EXERCISE BRIEF
Pull out every line below that contains the word "What".

DATA EXCERPTS
::::::
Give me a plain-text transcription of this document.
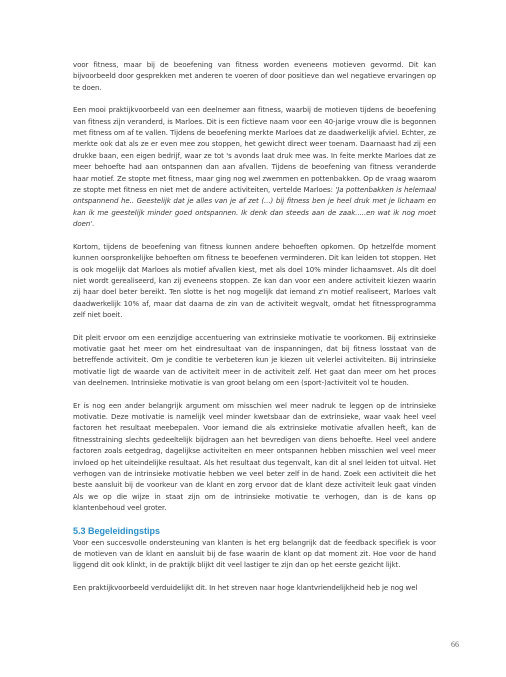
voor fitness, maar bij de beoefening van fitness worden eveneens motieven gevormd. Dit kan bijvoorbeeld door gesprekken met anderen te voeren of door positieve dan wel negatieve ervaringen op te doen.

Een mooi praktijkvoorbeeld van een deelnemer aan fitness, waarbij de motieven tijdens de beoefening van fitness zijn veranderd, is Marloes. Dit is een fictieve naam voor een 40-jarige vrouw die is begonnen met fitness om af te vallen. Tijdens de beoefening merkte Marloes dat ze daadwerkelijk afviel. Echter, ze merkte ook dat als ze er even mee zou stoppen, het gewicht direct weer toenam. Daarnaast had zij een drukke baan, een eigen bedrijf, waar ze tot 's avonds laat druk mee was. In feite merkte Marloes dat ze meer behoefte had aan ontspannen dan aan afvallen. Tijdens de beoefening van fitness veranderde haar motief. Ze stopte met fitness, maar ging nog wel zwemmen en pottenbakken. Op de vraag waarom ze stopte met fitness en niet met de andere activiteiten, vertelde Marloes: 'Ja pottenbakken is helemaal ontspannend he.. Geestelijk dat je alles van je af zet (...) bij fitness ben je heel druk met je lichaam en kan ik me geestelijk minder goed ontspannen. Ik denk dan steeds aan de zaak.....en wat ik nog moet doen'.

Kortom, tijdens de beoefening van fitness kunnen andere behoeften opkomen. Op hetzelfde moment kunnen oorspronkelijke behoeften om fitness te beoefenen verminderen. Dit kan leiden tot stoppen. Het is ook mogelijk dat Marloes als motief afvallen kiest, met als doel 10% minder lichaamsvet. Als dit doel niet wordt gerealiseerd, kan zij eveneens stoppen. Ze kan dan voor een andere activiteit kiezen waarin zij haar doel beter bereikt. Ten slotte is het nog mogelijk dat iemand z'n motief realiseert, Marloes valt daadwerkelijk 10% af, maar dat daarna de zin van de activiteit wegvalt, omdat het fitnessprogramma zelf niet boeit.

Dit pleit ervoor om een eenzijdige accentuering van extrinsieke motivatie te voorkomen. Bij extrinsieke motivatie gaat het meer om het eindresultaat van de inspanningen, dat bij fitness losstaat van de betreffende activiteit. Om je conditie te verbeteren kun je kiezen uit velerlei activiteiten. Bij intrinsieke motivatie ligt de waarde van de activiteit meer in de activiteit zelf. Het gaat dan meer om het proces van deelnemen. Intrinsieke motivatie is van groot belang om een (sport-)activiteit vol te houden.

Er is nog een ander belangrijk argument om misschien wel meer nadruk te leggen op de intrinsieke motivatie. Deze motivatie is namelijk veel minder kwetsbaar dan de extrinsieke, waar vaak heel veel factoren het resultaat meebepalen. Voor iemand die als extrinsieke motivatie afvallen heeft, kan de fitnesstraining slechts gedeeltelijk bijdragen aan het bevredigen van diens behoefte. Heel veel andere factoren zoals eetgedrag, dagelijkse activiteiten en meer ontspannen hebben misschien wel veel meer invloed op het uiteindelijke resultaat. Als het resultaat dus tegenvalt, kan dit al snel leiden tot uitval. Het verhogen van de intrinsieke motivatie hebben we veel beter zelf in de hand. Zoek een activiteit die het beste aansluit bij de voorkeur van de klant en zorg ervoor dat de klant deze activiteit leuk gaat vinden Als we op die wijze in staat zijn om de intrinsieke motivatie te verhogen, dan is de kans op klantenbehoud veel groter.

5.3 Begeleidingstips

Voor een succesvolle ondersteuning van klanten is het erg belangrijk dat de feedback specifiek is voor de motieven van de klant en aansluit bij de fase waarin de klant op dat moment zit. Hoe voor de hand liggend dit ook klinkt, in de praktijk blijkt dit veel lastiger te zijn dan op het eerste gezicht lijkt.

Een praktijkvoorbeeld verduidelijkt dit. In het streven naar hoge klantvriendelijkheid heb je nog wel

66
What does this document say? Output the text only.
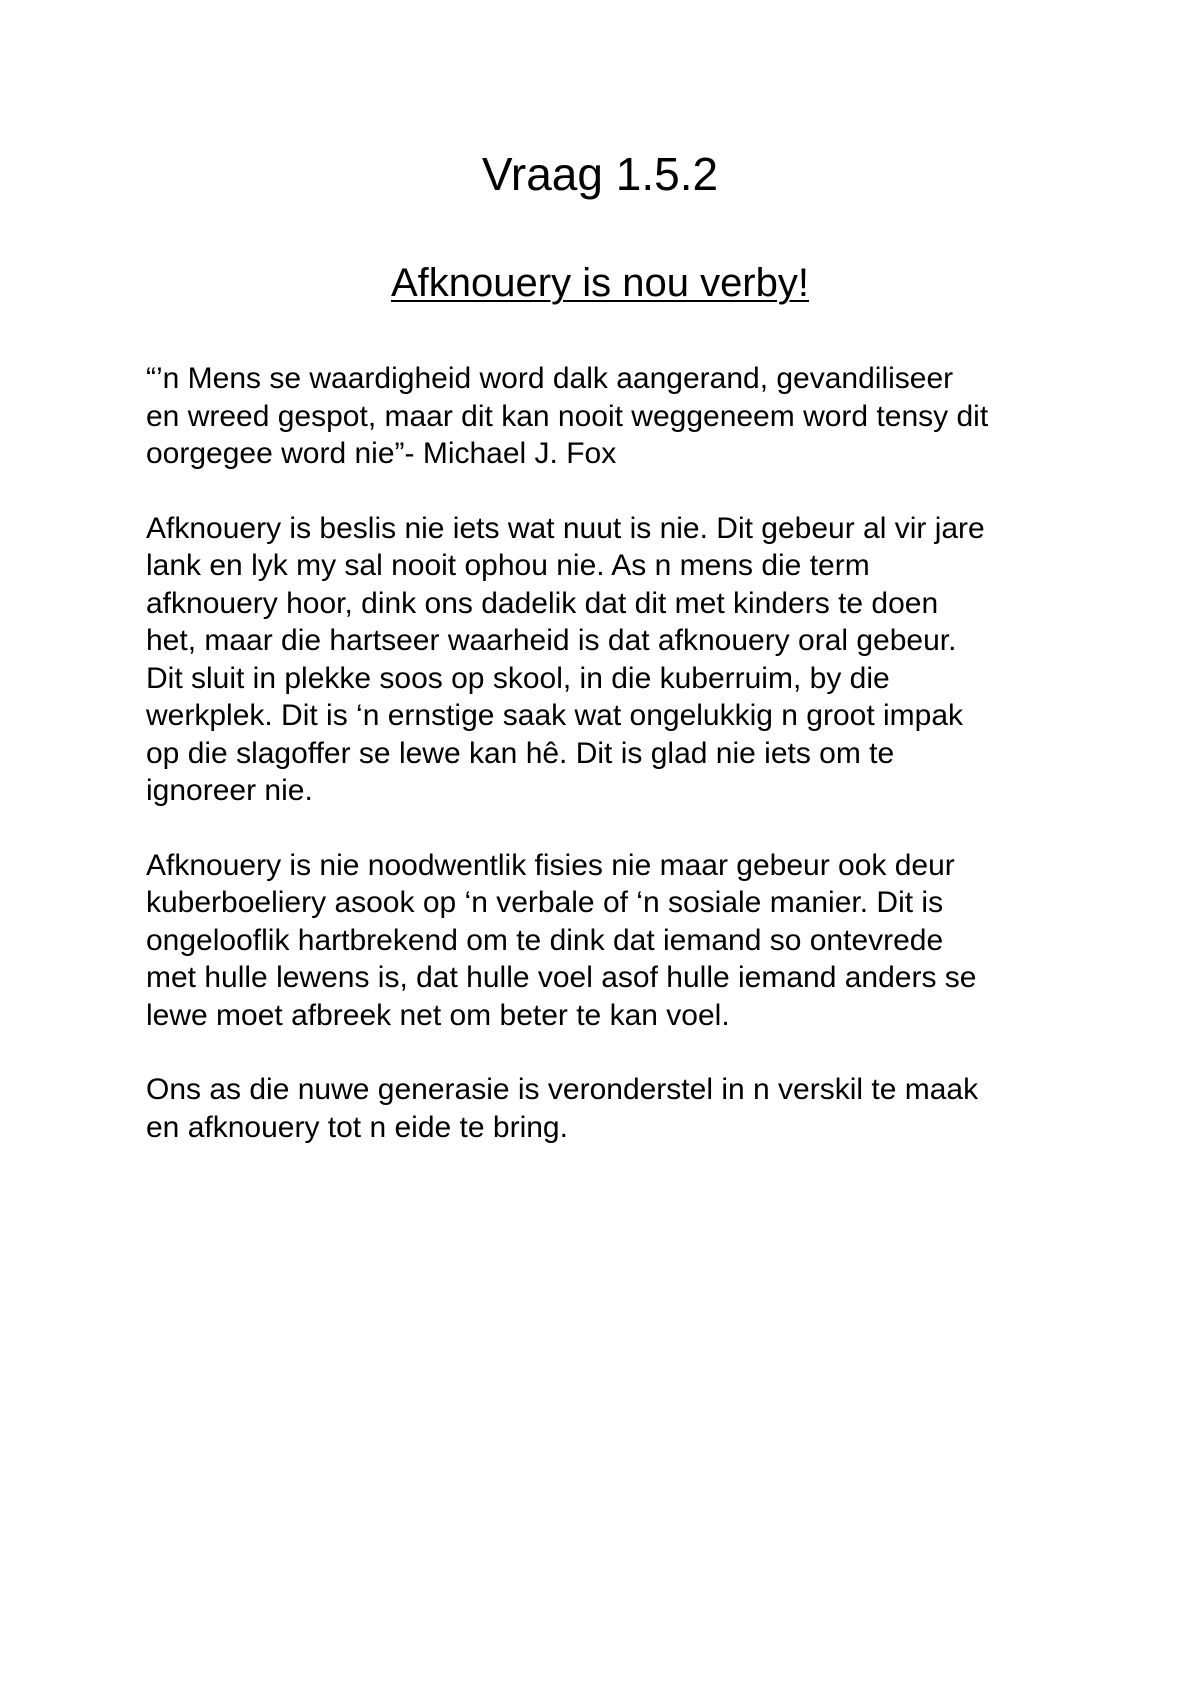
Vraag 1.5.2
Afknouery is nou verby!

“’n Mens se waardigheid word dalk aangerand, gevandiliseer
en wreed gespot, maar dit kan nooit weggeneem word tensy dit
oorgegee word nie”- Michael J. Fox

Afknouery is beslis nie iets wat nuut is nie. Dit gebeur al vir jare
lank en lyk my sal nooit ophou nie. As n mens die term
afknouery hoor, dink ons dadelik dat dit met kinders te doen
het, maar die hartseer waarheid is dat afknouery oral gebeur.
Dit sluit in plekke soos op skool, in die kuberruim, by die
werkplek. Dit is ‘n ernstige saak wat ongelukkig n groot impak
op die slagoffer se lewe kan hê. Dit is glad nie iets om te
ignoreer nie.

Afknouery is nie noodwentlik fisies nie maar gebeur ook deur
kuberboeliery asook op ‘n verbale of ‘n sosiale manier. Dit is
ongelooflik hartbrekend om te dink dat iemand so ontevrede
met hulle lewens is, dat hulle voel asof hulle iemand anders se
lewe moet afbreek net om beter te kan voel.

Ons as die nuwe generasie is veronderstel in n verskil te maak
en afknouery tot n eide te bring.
::::::
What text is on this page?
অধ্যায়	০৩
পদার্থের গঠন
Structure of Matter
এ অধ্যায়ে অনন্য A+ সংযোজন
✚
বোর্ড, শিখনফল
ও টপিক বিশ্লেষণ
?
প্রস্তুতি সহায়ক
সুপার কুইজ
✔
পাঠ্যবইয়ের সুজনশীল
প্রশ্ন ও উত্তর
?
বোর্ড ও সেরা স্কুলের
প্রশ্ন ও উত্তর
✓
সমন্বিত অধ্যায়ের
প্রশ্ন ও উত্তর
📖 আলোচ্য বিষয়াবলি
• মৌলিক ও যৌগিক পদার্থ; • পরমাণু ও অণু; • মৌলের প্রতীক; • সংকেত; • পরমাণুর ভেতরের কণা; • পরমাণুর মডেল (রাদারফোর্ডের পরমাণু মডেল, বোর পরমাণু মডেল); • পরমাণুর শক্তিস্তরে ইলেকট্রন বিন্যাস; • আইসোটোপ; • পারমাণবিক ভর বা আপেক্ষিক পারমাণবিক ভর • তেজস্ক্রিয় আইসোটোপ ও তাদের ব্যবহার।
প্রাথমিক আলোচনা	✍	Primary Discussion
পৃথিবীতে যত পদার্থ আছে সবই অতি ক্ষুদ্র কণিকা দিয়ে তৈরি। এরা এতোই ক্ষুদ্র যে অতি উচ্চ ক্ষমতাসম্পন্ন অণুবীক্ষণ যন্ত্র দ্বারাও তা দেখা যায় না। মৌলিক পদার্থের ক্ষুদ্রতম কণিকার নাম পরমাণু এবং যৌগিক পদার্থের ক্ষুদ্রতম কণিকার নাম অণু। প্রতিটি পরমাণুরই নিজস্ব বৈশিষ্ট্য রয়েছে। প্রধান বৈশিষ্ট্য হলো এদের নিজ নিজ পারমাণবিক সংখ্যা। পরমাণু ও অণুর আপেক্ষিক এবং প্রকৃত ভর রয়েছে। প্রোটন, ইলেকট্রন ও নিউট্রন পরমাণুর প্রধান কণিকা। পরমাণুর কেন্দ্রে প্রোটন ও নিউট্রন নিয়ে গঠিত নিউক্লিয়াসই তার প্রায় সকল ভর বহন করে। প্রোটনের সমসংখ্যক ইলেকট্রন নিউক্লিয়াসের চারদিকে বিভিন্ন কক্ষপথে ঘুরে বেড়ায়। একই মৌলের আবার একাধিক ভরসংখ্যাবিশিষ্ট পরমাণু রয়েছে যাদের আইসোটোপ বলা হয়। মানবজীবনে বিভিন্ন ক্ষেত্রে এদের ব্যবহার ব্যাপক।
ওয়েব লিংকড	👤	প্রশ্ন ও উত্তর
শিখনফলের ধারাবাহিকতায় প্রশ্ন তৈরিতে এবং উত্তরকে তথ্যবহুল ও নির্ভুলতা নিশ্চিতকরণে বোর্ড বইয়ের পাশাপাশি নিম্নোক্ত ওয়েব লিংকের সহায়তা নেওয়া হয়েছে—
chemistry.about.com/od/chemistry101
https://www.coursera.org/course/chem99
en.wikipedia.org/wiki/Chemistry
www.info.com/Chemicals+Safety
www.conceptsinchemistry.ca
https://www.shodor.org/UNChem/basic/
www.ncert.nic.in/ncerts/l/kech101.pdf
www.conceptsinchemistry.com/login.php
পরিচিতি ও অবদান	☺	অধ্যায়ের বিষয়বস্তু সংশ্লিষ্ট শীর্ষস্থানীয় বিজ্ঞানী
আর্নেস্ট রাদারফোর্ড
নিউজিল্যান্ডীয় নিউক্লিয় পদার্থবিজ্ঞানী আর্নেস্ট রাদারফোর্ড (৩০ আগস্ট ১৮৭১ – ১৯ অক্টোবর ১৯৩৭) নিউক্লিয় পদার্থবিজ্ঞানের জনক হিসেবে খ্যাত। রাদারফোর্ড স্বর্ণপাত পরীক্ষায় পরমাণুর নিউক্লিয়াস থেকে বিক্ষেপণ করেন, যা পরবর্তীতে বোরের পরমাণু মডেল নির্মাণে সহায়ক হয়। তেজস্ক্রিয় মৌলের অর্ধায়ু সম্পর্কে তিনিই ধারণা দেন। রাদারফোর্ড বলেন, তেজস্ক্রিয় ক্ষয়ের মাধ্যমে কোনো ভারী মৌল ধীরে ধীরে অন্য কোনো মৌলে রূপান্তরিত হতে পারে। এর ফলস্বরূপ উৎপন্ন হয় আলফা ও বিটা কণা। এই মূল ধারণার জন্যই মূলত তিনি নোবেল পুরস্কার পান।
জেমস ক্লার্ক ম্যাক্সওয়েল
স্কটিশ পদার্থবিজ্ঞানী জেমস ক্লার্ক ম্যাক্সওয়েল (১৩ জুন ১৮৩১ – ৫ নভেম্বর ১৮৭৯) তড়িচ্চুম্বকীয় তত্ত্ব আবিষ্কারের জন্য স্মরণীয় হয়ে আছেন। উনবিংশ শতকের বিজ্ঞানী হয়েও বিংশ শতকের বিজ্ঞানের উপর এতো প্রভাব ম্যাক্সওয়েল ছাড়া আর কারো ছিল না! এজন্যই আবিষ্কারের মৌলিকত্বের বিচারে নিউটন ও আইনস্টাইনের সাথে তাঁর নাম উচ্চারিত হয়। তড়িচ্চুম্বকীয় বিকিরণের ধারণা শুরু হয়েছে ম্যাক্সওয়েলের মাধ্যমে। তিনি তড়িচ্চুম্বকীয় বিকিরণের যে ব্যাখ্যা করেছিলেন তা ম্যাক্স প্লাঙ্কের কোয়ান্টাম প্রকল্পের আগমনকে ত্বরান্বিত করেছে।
::::::
EXPECTED ANSWER
What does this document say? Output the text only.
What text is on this page?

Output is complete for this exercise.